[begin Given data]

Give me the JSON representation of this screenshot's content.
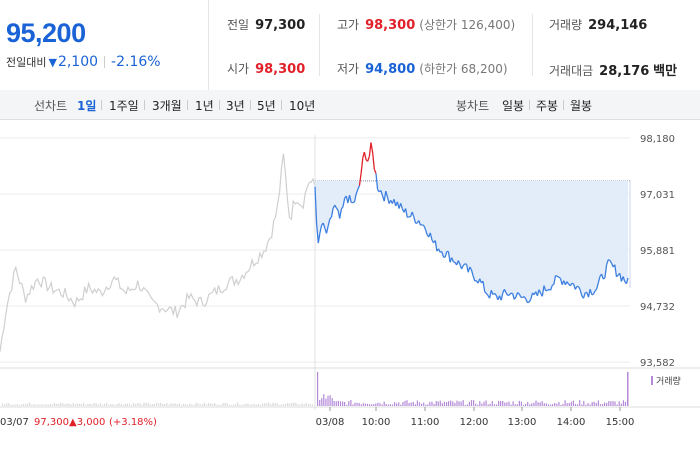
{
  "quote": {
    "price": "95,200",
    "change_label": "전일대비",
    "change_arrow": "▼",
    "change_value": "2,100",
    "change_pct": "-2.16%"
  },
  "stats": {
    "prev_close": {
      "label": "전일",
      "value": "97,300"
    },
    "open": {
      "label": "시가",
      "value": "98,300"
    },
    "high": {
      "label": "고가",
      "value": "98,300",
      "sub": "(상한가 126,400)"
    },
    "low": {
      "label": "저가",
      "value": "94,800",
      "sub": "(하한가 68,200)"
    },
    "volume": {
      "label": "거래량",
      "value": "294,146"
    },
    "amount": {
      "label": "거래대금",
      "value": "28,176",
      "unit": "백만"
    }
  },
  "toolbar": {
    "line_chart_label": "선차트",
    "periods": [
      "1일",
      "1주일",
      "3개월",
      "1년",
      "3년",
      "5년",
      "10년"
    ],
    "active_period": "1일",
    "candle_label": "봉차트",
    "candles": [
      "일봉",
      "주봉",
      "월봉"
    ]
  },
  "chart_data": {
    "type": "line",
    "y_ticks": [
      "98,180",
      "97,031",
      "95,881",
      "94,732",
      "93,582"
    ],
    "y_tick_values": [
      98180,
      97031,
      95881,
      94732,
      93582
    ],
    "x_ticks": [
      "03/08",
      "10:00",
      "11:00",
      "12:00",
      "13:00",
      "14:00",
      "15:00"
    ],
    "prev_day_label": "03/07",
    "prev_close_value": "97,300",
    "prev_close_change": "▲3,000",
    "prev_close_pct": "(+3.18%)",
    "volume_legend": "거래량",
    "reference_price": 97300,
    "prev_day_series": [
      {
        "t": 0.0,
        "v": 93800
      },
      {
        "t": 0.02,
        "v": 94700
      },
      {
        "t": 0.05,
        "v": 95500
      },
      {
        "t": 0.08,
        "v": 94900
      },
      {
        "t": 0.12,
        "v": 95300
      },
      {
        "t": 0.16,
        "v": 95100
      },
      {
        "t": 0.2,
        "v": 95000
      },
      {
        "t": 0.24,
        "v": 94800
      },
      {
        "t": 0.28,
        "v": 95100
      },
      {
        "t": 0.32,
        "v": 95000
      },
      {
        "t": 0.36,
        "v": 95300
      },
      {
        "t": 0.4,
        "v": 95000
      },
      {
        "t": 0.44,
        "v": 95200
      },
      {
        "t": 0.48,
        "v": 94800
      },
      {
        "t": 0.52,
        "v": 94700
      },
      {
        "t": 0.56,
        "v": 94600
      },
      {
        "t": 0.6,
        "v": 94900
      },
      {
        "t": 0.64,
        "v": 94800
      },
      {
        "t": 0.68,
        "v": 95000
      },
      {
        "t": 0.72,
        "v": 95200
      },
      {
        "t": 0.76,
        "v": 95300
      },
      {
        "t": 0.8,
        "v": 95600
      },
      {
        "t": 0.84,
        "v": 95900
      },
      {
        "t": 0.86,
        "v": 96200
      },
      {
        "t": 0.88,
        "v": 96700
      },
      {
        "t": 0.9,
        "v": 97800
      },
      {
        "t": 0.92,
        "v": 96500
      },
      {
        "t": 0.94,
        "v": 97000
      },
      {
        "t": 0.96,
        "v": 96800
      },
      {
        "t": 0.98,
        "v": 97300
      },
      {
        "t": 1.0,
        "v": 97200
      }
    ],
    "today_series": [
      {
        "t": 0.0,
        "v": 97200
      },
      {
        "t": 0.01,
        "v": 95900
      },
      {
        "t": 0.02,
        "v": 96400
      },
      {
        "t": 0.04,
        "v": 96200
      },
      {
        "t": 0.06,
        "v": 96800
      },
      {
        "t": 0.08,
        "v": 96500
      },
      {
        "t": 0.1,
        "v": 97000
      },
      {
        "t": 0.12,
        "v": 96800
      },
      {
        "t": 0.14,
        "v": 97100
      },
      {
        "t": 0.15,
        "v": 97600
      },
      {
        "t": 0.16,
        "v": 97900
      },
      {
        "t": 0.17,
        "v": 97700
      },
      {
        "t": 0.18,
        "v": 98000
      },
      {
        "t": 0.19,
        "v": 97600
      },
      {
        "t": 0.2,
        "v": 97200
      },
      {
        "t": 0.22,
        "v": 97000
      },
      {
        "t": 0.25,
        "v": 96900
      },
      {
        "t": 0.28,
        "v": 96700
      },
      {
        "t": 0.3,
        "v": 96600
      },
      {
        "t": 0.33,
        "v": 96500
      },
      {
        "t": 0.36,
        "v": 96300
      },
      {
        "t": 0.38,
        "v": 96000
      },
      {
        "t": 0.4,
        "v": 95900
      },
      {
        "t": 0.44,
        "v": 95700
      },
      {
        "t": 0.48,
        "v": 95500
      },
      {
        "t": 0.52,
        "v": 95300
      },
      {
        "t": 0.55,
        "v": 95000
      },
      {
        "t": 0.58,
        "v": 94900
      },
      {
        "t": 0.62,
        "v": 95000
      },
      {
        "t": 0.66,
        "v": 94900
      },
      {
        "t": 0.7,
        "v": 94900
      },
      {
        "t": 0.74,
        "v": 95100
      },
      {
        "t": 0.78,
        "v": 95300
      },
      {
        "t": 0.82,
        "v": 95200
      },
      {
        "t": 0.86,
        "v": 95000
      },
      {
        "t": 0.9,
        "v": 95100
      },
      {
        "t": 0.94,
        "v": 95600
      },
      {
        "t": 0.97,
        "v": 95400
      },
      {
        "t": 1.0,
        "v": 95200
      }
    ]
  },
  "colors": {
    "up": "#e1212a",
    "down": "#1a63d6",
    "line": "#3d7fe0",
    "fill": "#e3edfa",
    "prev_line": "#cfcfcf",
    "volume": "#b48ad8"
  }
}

[end Given data]
[begin Given data]

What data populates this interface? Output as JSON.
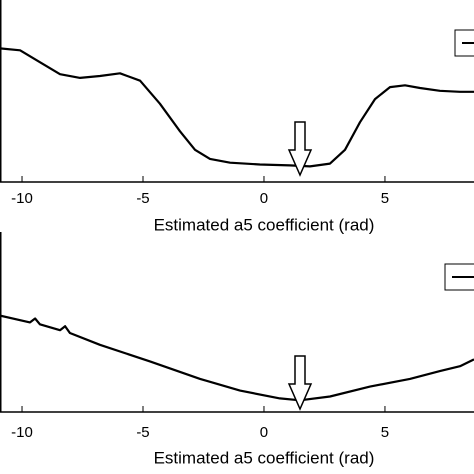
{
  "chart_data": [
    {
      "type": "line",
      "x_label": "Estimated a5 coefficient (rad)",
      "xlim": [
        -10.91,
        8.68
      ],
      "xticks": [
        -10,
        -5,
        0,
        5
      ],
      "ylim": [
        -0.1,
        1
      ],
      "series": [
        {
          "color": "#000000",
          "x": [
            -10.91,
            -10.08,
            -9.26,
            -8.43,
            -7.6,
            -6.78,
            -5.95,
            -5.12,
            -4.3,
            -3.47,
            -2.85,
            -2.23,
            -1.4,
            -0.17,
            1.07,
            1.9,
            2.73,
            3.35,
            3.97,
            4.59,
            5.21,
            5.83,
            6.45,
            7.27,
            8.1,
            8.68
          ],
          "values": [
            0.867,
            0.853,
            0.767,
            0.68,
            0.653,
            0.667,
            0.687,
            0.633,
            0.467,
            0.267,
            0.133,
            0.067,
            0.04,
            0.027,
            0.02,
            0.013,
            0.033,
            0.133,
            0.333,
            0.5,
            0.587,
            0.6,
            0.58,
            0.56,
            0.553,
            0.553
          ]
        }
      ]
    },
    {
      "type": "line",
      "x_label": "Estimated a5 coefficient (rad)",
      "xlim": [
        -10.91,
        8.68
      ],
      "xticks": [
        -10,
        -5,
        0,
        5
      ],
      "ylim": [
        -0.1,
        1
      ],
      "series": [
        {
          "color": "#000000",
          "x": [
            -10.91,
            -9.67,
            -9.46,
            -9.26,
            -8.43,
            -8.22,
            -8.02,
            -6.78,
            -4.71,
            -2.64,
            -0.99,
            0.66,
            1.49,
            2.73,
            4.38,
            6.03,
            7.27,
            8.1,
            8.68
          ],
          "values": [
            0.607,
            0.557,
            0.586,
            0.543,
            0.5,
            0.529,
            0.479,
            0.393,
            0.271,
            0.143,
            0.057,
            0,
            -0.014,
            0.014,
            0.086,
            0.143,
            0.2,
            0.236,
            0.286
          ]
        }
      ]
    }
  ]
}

[end Given data]
[begin Given data]

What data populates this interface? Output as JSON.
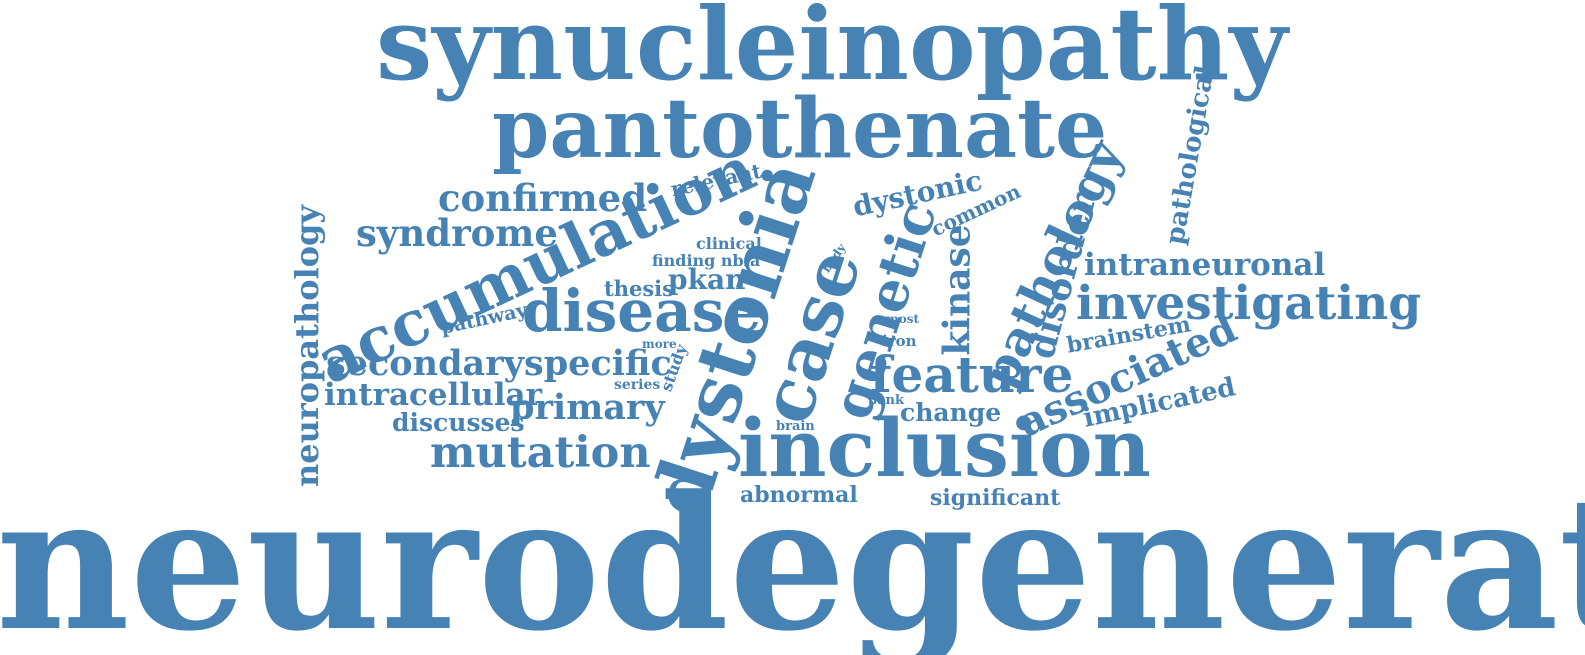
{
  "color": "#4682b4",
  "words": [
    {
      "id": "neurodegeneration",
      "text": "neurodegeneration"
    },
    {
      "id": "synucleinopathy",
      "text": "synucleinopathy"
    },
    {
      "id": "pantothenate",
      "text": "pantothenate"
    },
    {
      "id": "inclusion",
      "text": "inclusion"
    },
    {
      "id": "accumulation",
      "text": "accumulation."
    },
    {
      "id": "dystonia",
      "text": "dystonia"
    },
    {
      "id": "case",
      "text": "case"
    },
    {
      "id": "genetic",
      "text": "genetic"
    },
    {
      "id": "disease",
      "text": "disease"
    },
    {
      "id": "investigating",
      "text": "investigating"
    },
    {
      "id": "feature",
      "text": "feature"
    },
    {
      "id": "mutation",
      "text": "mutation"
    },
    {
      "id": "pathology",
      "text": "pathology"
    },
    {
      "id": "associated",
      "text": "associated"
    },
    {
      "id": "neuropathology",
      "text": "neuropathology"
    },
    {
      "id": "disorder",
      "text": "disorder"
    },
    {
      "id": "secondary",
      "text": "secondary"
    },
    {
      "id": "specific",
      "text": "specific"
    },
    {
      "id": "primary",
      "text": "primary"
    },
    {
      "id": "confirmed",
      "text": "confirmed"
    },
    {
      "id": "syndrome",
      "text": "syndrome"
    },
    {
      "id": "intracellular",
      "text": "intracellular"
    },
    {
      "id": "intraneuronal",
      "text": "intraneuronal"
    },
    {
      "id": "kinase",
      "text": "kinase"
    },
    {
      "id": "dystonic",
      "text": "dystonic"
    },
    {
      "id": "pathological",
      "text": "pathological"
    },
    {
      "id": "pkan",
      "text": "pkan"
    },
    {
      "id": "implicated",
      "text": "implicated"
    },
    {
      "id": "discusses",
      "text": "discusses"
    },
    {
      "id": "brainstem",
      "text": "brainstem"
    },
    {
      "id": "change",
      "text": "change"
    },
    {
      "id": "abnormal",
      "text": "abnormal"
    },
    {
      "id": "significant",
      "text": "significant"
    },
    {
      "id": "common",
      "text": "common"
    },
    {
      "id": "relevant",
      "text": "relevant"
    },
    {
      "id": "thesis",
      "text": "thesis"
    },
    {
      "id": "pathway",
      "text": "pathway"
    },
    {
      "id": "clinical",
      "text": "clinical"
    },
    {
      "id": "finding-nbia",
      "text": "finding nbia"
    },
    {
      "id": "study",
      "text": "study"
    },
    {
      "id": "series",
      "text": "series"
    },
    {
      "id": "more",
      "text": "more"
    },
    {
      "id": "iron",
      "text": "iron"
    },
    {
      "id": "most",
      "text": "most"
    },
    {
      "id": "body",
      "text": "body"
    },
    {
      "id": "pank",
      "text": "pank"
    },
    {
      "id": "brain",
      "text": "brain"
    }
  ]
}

[end Given data]

__Work to do__: Read the entries above, then pull out the lines that include "intraneuronal".

__Result of this task__:
      "id": "intraneuronal",
      "text": "intraneuronal"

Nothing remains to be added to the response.